**Testo della pagina**.
-.-.-
9 Novembre 2020

Biden il fortunato, arriva il vaccino

Avevamo scritto in tante note pregresse che il vaccino sarebbe arrivato dopo le elezioni americane… et voila, oggi la Pfizer annuncia che il vaccino al quale sta lavorando da tempo è pronto ed efficace nel 90% dei casi accertati, né presenta controindicazioni di sorta.

Si tratta del noto vaccino di Pfizer. Donald Trump Junior scrive un tweet infuriato, accusando l’FDA, che doveva certificarne l’efficacia, di aver ritardato volutamente i tempi, avendo chiesto ulteriori accertamenti.

D’altronde il Ceo dell’azienda farmaceutica era stato chiaro: nessun vaccino prima delle elezioni (New York Times).

Nessun complotto, o almeno nessuna evidenza che possa essere provata, dato che siamo nel ristretto e indiscutibile ambito sanitario.

Resta che tale tempistica era palese, e ne avevamo dato conto ampiamente nelle nostre note: d’altronde nessuna azienda farmaceutica avrebbe sfidato la sorte entrando a gamba tesa in un processo politico così delicato.

Trump non ha potuto annunciare il vaccino, che ora invece può essere annunciato dal nuovo presidente, benché ancora non proclamato ufficialmente.

Biden, peraltro, col suo staff ha già predisposto un piano per affrontare la pandemia, mossa che tende anche ad accelerare il processo di allontanamento di Trump dalla Casa Bianca: ostacolando il passaggio di consegne, tale il messaggio che presumibilmente sarà veicolato, metterà a repentaglio vite umane…

Le alterne vicende della pandemia e della politica si sono sviluppate in un intreccio inestricabile, l’annuncio di oggi non è che una banale conferma postuma.
-.-.-
**Righe del dataset**.
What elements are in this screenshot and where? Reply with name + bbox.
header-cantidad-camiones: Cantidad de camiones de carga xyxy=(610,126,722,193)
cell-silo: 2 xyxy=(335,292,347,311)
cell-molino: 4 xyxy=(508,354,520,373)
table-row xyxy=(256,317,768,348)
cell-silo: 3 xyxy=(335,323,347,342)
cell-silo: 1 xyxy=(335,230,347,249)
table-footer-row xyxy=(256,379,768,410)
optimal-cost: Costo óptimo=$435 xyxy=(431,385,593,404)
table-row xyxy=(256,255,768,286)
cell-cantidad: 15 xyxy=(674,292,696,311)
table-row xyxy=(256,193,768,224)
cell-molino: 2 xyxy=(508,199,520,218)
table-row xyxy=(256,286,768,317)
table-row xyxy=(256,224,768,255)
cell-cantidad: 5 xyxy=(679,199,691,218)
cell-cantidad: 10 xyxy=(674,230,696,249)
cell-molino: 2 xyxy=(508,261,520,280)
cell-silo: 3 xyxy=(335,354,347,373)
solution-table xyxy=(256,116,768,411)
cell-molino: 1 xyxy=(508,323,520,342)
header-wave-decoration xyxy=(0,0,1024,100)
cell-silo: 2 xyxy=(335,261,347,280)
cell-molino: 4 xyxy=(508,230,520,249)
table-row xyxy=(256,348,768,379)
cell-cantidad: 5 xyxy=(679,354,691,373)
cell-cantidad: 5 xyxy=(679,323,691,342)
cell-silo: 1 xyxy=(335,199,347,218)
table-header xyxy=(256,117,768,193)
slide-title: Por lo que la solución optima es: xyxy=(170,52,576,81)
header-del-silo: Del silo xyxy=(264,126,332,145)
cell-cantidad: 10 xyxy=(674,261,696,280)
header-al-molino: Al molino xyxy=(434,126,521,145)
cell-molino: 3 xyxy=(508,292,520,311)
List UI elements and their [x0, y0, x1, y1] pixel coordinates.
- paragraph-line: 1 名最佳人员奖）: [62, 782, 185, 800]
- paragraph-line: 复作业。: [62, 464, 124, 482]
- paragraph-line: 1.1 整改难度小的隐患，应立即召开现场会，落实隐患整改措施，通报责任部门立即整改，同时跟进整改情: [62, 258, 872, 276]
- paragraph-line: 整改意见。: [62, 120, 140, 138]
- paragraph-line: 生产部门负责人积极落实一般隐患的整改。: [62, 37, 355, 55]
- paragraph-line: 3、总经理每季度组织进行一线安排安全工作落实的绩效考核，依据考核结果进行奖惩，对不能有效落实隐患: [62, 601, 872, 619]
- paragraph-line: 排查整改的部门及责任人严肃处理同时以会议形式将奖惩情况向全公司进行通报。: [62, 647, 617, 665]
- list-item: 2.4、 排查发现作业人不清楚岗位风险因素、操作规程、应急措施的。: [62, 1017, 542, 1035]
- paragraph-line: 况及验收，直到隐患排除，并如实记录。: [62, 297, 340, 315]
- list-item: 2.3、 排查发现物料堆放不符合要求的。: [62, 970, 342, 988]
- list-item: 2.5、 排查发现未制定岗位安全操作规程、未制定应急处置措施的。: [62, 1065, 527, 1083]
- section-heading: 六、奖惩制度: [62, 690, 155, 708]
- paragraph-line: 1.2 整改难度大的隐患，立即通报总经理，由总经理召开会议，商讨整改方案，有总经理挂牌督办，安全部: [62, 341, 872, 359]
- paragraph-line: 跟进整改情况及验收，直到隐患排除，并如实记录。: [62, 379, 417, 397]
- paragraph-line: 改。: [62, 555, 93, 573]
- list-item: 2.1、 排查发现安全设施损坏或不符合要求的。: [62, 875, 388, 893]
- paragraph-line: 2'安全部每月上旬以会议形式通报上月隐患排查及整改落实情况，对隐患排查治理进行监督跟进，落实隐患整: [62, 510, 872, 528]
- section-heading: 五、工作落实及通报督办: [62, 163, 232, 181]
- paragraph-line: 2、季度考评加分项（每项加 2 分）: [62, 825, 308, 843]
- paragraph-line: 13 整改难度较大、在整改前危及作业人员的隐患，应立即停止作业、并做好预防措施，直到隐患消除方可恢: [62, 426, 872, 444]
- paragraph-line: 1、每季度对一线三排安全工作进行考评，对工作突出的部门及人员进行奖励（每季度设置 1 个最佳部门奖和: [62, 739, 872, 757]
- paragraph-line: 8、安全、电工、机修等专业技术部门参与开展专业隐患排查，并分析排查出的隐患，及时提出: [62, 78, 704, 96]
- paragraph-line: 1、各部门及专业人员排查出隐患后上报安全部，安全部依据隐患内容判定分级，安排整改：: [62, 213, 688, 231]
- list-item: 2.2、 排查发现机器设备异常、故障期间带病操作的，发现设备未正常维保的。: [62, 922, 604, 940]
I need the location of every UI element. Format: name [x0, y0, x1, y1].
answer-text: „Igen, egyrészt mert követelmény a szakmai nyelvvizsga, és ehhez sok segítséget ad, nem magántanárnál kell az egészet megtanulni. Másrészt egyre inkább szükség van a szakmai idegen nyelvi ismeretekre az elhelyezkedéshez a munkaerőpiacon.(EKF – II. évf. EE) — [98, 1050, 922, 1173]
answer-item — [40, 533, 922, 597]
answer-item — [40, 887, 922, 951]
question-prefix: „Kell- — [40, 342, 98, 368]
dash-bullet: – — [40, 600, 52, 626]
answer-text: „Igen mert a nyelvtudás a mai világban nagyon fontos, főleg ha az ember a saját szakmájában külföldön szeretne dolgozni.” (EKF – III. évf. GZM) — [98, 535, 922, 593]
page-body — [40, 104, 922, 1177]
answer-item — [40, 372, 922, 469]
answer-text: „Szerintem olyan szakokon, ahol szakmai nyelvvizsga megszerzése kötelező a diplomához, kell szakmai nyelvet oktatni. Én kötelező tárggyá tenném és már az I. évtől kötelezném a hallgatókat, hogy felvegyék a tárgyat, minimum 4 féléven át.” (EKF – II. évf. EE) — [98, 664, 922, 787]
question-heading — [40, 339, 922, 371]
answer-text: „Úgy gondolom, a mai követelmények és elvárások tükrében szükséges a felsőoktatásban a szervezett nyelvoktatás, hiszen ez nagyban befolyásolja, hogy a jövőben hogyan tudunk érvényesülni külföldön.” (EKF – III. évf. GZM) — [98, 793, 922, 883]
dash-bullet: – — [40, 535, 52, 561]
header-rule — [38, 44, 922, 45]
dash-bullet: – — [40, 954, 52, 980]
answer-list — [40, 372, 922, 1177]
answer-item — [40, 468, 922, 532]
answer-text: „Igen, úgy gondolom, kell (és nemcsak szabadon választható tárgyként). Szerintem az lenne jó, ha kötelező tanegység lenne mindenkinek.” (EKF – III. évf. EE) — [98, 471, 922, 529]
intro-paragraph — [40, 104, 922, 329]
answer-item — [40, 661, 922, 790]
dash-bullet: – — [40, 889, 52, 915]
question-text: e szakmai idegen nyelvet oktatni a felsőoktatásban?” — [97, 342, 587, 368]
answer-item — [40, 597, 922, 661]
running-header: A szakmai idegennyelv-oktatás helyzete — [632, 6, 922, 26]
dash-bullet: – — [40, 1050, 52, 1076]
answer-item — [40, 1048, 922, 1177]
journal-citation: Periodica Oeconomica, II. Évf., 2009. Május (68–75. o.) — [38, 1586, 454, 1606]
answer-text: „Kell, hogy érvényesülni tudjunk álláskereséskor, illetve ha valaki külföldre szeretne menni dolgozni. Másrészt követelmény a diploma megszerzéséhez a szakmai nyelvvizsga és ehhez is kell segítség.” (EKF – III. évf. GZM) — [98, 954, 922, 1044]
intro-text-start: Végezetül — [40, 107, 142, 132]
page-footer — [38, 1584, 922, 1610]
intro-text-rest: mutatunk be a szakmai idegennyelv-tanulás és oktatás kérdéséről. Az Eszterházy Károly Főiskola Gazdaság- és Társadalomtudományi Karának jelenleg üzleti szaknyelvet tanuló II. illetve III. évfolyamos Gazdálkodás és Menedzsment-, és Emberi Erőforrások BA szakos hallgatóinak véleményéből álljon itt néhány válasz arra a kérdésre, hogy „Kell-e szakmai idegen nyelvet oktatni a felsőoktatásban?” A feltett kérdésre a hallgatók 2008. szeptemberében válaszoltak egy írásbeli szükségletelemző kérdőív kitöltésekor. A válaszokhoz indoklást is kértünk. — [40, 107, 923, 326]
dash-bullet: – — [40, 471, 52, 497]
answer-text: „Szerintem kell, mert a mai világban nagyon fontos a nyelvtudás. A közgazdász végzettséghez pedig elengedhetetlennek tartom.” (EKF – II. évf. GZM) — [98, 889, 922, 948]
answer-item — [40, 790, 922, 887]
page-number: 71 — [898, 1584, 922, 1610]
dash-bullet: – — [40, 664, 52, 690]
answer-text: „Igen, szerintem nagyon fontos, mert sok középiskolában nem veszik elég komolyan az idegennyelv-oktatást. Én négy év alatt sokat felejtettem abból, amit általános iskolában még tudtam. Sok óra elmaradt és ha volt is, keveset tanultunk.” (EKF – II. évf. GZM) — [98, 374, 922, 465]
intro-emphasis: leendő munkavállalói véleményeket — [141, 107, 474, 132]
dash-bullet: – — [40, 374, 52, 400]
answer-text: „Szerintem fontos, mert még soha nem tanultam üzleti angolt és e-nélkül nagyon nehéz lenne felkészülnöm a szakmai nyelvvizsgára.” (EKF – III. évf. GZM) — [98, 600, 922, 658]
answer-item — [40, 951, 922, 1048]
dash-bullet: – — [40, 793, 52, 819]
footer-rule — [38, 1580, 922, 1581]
-.-.-
**Consegna**.
Restituisci, senza alcuna modifica, il brano del testo sul vaccino Pfizer e le elezioni americane che va dalle parole "Nessun complotto, o" giù fino alle parole "non proclamato ufficialmente.".

**Soluzione svolta**.
Nessun complotto, o almeno nessuna evidenza che possa essere provata, dato che siamo nel ristretto e indiscutibile ambito sanitario.

Resta che tale tempistica era palese, e ne avevamo dato conto ampiamente nelle nostre note: d’altronde nessuna azienda farmaceutica avrebbe sfidato la sorte entrando a gamba tesa in un processo politico così delicato.

Trump non ha potuto annunciare il vaccino, che ora invece può essere annunciato dal nuovo presidente, benché ancora non proclamato ufficialmente.